- _What is needed_: Print everything from "And for anyone" down to "to help manage." in the text on tech buyer's remorse, word for word.

### Document

The longer the purchase takes, the more frustrating, says Gartner

IT departments are frequently feeling the sting of buyer's remorse following big-ticket enterprise technology purchases.

Fifty-six percent of organizations said they had a high degree of regret over their largest tech-related purchase in the last two years, according to a new survey of 1,120 executives in North America, Western Europe, and Asia/Pacific.

"The high regret is at peak for tech buyers that have not started implementation, indicating significant frustration with the buying experience," said Hank Barnes, distinguished VP analyst at Gartner. "In the past, it was relatively easy for product leaders to predict who buyers were, but no longer. Buying team dynamics are changing and customers can find buying to be a real challenge."

Whether or not some regret can be blamed on technology being oversold or buyers being ill-informed is not a point of discussion, but the longer the decision-making took, the more likely remorse was to hit.

"There can be a significant downside to regret associated with enterprise technology decisions. The survey found that the organizations that indicated they had high regret for their purchase took, on average, seven to 10 months longer to complete that purchase," said Barnes. "Slow purchase decisions can lead to frustrated teams, wasted time and resources and even, potentially, slower growth for the company."

And for anyone left picking up the technical pieces, 67 percent of people involved in technology-buying decisions are not in IT, which means that anyone could be a tech buyer for their organization. This is the so-called lines of business phenomenon where someone in marketing, for example, uses the corporate credit card to buy a product or service that IT admins then have to help manage.

######
### Entries provided

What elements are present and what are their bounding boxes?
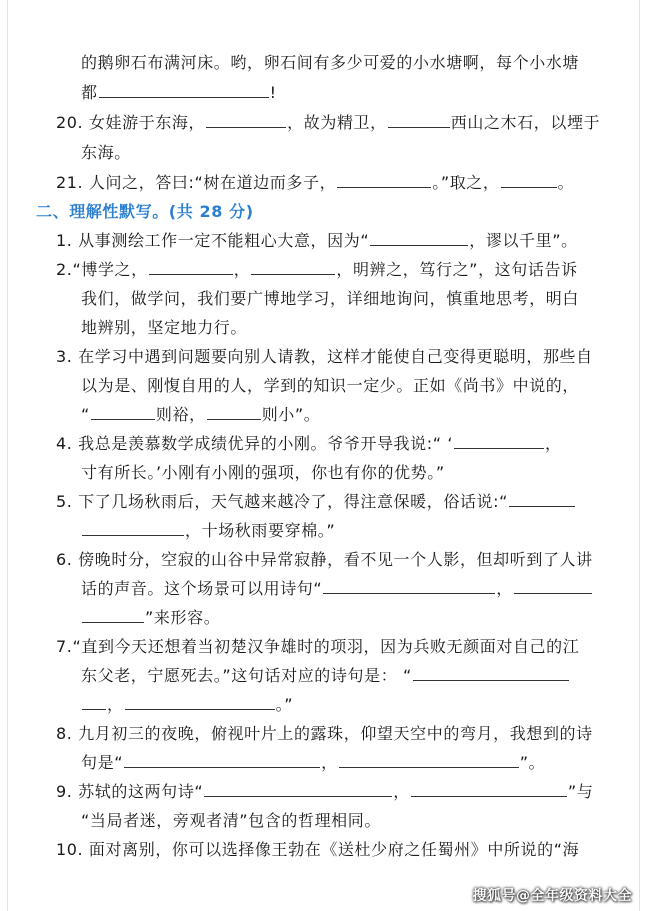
- answer-blank[interactable]: [82, 520, 184, 536]
- answer-blank[interactable]: [509, 491, 575, 507]
- question-1: 1. 从事测绘工作一定不能粗心大意，因为“ ，谬以千里”。: [56, 231, 578, 250]
- question-7-cont-2: ， 。”: [81, 694, 293, 716]
- answer-blank[interactable]: [411, 781, 567, 797]
- question-10: 10. 面对离别，你可以选择像王勃在《送杜少府之任蜀州》中所说的“海: [56, 840, 580, 859]
- answer-blank[interactable]: [206, 112, 286, 128]
- answer-blank[interactable]: [124, 752, 320, 768]
- watermark: 搜狐号@全年级资料大全: [472, 888, 632, 904]
- answer-blank[interactable]: [82, 694, 106, 710]
- answer-blank[interactable]: [514, 578, 592, 594]
- answer-blank[interactable]: [323, 578, 495, 594]
- answer-blank[interactable]: [501, 172, 557, 188]
- answer-blank[interactable]: [82, 607, 144, 623]
- question-4: 4. 我总是羡慕数学成绩优异的小刚。爷爷开导我说:“ ‘ ，: [56, 434, 562, 453]
- worksheet-page: [7, 0, 640, 911]
- question-2-cont-2: 地辨别，坚定地力行。: [81, 318, 248, 337]
- answer-blank[interactable]: [413, 665, 569, 681]
- answer-blank[interactable]: [337, 172, 431, 188]
- question-9: 9. 苏轼的这两句诗“ ， ”与: [56, 782, 594, 801]
- question-6-cont-1: 话的声音。这个场景可以用诗句“ ，: [81, 578, 593, 600]
- answer-blank[interactable]: [454, 433, 544, 449]
- answer-blank[interactable]: [388, 112, 450, 128]
- answer-blank[interactable]: [339, 752, 519, 768]
- question-9-cont: “当局者迷，旁观者清”包含的哲理相同。: [81, 811, 381, 830]
- question-3-cont-2: “ 则裕， 则小”。: [81, 405, 321, 424]
- question-3-cont-1: 以为是、刚愎自用的人，学到的知识一定少。正如《尚书》中说的，: [81, 376, 580, 395]
- question-8-cont: 句是“ ， ”。: [81, 753, 546, 772]
- question-7: 7.“直到今天还想着当初楚汉争雄时的项羽，因为兵败无颜面对自己的江: [56, 637, 580, 656]
- question-5: 5. 下了几场秋雨后，天气越来越冷了，得注意保暖，俗话说:“: [56, 491, 576, 513]
- question-20-cont: 东海。: [81, 143, 131, 162]
- answer-blank[interactable]: [125, 694, 275, 710]
- question-6: 6. 傍晚时分，空寂的山谷中异常寂静，看不见一个人影，但却听到了人讲: [56, 550, 593, 569]
- question-5-cont: ，十场秋雨要穿棉。”: [81, 520, 335, 542]
- answer-blank[interactable]: [149, 259, 233, 275]
- question-8: 8. 九月初三的夜晚，俯视叶片上的露珠，仰望天空中的弯月，我想到的诗: [56, 724, 593, 743]
- answer-blank[interactable]: [91, 404, 155, 420]
- question-3: 3. 在学习中遇到问题要向别人请教，这样才能使自己变得更聪明，那些自: [56, 347, 593, 366]
- answer-blank[interactable]: [207, 404, 261, 420]
- question-4-cont: 寸有所长。’小刚有小刚的强项，你也有你的优势。”: [81, 463, 445, 482]
- question-20: 20. 女娃游于东海， ，故为精卫， 西山之木石，以堙于: [56, 113, 601, 132]
- line-item-19-cont-1: 的鹅卵石布满河床。哟，卵石间有多少可爱的小水塘啊，每个小水塘: [81, 53, 580, 72]
- answer-blank[interactable]: [251, 259, 335, 275]
- question-7-cont-1: 东父老，宁愿死去。”这句话对应的诗句是： “: [81, 665, 570, 687]
- answer-blank[interactable]: [370, 230, 468, 246]
- section-heading: 二、理解性默写。(共 28 分): [36, 202, 254, 221]
- answer-blank[interactable]: [204, 781, 392, 797]
- answer-blank[interactable]: [99, 82, 269, 98]
- question-2-cont-1: 我们，做学问，我们要广博地学习，详细地询问，慎重地思考，明白: [81, 289, 580, 308]
- question-6-cont-2: ”来形容。: [81, 607, 220, 629]
- question-2: 2.“博学之， ， ，明辨之，笃行之”，这句话告诉: [56, 260, 578, 279]
- line-item-19-cont-2: 都 !: [81, 83, 277, 102]
- question-21: 21. 人问之，答曰:“树在道边而多子， 。”取之， 。: [56, 173, 575, 192]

######

- _Expected output_:
And for anyone left picking up the technical pieces, 67 percent of people involved in technology-buying decisions are not in IT, which means that anyone could be a tech buyer for their organization. This is the so-called lines of business phenomenon where someone in marketing, for example, uses the corporate credit card to buy a product or service that IT admins then have to help manage.